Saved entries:
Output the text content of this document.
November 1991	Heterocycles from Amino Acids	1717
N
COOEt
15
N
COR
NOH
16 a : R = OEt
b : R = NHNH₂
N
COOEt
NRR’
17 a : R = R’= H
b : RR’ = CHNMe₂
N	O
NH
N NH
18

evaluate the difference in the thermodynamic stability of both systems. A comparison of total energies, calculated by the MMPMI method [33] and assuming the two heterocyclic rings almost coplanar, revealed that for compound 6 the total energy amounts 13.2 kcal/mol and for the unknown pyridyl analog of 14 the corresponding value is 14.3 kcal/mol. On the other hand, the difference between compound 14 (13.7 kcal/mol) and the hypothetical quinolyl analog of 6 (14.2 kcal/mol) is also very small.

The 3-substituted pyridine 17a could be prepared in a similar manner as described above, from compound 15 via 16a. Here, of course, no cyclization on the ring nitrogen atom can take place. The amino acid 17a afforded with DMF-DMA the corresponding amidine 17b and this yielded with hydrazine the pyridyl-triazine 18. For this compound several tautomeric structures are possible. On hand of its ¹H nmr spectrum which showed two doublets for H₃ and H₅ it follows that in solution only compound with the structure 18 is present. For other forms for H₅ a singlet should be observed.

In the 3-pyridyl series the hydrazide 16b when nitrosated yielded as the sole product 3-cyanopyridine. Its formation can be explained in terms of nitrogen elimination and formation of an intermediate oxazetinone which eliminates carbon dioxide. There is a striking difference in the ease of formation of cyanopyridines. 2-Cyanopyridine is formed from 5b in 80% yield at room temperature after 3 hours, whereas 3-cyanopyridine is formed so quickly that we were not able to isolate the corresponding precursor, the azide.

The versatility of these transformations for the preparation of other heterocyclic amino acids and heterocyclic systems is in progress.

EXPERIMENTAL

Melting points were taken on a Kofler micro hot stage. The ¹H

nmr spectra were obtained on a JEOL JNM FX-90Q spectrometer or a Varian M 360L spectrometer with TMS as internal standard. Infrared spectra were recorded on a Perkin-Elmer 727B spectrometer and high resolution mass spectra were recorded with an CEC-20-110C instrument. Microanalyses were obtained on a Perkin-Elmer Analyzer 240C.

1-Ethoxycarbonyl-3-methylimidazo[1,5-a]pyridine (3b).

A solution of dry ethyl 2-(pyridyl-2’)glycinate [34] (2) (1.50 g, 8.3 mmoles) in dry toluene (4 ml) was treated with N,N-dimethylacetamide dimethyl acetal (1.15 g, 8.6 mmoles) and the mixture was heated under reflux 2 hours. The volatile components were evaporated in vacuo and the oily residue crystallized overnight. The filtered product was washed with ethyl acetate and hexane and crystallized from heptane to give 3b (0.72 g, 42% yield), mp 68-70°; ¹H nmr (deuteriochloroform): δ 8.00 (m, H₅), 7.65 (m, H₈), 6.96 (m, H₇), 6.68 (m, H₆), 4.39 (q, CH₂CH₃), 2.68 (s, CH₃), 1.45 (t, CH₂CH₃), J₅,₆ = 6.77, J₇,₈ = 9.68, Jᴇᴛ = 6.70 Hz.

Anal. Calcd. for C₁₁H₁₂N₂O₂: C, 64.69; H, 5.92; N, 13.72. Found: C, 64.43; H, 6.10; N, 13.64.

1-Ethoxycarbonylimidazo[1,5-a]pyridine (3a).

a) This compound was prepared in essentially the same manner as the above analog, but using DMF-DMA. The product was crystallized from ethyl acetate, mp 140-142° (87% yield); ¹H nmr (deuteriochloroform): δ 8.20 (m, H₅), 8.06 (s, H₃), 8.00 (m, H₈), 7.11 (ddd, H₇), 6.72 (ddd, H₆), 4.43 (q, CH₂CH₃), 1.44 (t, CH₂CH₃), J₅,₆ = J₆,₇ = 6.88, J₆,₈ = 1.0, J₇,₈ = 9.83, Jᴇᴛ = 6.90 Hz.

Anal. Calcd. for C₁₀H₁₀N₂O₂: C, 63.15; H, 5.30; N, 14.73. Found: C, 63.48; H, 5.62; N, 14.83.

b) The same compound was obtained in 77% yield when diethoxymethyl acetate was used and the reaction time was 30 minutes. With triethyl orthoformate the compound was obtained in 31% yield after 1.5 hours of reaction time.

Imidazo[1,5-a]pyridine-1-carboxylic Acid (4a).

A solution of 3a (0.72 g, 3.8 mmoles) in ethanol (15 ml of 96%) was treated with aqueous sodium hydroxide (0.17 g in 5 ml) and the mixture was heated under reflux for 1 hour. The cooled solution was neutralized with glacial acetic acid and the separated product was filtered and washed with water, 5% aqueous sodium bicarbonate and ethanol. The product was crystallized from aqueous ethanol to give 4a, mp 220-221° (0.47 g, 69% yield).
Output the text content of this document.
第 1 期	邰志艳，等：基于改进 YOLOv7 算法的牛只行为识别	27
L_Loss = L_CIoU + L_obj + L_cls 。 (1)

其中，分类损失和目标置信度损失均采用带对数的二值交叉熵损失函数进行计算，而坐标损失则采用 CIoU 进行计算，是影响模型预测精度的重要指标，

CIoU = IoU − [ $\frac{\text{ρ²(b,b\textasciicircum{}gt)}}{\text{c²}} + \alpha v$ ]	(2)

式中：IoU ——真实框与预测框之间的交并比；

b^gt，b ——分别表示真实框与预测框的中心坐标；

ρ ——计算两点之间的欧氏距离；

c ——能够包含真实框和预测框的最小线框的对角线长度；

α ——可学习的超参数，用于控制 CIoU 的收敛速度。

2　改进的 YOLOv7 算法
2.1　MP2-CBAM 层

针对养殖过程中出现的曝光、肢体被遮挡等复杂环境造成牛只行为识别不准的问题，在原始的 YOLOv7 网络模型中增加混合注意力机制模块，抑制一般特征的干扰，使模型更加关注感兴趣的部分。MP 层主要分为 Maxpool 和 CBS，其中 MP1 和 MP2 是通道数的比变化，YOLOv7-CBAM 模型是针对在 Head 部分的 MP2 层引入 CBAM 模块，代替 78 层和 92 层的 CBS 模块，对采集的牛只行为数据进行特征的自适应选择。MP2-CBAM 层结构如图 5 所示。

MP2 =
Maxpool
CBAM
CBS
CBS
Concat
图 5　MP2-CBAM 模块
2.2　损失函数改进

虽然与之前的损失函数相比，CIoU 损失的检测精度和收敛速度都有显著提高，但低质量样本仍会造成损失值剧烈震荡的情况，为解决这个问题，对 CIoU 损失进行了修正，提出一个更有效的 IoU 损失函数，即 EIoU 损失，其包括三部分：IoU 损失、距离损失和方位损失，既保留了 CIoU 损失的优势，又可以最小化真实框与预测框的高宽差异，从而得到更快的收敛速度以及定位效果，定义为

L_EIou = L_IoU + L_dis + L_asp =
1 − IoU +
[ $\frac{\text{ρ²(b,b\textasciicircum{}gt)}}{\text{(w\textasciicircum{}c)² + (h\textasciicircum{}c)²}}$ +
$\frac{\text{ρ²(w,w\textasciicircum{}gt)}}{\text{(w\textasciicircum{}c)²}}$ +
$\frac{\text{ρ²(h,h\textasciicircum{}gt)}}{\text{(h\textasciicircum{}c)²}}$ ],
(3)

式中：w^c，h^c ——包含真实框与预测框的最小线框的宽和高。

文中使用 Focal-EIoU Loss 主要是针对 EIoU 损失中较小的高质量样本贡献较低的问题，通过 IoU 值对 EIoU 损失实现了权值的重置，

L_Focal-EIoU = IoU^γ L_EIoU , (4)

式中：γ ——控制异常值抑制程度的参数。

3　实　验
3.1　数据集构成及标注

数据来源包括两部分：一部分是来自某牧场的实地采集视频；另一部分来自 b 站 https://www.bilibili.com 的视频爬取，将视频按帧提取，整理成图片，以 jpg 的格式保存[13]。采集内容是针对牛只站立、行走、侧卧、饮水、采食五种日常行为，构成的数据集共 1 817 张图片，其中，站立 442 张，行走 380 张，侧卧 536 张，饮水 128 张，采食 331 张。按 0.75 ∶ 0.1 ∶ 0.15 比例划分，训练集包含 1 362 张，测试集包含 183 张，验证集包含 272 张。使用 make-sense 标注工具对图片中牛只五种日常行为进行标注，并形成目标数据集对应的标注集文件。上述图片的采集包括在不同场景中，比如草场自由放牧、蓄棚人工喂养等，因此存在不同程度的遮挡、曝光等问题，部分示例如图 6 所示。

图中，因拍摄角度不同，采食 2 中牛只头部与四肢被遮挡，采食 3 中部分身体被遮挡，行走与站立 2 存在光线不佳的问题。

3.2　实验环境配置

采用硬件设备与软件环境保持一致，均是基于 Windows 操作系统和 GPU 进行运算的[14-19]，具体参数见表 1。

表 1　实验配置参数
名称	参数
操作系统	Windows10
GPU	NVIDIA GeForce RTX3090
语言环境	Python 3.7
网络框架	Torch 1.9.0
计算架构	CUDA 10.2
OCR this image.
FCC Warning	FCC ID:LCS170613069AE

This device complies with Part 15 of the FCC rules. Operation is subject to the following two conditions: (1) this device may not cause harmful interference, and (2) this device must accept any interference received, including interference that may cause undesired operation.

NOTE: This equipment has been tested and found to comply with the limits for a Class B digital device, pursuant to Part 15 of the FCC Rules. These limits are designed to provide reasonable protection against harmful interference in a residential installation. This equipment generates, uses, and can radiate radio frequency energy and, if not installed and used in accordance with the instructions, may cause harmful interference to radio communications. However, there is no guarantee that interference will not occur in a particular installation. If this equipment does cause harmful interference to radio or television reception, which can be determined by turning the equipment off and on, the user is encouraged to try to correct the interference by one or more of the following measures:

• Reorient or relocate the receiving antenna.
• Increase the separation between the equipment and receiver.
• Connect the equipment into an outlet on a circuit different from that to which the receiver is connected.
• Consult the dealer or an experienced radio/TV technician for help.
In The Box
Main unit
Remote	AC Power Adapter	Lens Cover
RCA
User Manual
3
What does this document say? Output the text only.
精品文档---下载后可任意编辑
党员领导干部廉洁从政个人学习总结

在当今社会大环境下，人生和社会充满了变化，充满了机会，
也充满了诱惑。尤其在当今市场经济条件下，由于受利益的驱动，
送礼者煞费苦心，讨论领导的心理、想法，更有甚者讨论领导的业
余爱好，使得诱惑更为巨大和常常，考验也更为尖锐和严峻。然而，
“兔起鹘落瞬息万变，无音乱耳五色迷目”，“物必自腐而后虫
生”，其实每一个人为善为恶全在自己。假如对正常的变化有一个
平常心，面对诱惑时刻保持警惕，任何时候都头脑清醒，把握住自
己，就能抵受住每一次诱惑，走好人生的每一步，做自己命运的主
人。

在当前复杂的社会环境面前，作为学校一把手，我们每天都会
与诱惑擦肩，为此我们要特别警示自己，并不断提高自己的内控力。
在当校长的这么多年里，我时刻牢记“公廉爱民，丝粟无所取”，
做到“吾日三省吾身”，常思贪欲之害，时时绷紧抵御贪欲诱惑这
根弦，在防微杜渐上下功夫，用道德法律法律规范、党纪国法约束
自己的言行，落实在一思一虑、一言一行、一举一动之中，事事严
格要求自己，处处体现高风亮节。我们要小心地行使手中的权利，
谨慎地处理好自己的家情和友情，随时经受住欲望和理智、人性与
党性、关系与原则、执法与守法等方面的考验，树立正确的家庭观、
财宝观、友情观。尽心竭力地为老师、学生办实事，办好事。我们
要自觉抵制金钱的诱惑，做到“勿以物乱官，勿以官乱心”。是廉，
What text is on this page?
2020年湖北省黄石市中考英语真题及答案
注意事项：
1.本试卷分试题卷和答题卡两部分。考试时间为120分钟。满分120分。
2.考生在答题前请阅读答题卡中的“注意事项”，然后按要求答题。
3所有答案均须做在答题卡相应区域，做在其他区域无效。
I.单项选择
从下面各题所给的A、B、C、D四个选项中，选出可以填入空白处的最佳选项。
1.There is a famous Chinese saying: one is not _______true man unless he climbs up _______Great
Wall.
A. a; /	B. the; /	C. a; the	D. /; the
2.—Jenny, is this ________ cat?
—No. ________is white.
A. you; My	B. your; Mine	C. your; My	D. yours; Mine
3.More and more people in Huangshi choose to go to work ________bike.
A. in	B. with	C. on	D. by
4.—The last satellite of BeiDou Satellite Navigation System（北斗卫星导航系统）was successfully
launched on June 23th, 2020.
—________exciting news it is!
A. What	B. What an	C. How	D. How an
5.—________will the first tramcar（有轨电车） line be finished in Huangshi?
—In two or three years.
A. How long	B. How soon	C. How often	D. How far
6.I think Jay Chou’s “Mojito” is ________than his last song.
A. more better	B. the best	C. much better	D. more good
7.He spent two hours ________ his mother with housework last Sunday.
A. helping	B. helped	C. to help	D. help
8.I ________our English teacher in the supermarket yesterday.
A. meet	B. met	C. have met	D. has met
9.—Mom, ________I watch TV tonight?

EXERCISE GOAL
In the material above, find each line that contains the word "hand", and select it.

RESULT
evaluate the difference in the thermodynamic stability of both systems. A comparison of total energies, calculated by the MMPMI method [33] and assuming the two heterocyclic rings almost coplanar, revealed that for compound 6 the total energy amounts 13.2 kcal/mol and for the unknown pyridyl analog of 14 the corresponding value is 14.3 kcal/mol. On the other hand, the difference between compound 14 (13.7 kcal/mol) and the hypothetical quinolyl analog of 6 (14.2 kcal/mol) is also very small.
The 3-substituted pyridine 17a could be prepared in a similar manner as described above, from compound 15 via 16a. Here, of course, no cyclization on the ring nitrogen atom can take place. The amino acid 17a afforded with DMF-DMA the corresponding amidine 17b and this yielded with hydrazine the pyridyl-triazine 18. For this compound several tautomeric structures are possible. On hand of its ¹H nmr spectrum which showed two doublets for H₃ and H₅ it follows that in solution only compound with the structure 18 is present. For other forms for H₅ a singlet should be observed.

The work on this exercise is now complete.